What is needed => Read the entries below and pull out each line with the string "Save".

--- start Task data ---

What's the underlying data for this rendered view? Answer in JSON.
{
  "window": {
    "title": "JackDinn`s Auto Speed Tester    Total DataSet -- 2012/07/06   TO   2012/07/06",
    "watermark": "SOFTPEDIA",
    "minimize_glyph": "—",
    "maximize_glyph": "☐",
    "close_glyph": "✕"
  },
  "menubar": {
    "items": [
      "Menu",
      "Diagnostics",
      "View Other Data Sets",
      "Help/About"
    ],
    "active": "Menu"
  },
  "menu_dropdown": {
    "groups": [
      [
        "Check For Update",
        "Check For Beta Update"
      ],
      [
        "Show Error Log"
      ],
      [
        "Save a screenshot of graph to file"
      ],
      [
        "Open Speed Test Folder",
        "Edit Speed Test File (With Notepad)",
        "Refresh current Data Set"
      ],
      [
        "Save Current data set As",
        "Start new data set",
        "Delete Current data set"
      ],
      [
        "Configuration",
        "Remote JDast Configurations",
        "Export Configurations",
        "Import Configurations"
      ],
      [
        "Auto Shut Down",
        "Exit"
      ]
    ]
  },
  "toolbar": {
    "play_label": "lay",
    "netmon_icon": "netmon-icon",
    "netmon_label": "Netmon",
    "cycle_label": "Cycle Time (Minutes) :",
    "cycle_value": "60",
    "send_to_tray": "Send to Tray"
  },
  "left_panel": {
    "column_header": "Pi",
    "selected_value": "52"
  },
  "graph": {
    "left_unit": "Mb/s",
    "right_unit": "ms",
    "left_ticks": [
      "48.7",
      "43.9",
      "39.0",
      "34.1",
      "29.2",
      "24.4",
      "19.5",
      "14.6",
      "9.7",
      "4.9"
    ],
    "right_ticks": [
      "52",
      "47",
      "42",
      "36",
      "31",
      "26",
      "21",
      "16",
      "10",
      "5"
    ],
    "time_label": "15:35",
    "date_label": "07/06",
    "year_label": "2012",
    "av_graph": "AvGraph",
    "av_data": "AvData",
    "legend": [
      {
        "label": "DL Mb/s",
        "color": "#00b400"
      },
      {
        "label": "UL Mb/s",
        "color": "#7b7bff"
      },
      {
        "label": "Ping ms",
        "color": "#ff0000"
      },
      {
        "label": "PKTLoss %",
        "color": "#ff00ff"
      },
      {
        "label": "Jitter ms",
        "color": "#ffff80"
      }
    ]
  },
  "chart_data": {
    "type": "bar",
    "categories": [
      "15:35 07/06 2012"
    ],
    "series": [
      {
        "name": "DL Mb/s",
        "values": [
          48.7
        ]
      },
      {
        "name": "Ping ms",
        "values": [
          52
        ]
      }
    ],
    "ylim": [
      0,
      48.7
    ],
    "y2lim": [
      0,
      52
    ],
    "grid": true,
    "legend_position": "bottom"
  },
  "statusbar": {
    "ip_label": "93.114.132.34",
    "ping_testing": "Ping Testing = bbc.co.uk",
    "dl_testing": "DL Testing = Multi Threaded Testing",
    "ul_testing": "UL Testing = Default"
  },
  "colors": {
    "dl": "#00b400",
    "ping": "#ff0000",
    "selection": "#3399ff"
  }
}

--- end Task data ---

In response =>
        "Save a screenshot of graph to file"
        "Save Current data set As",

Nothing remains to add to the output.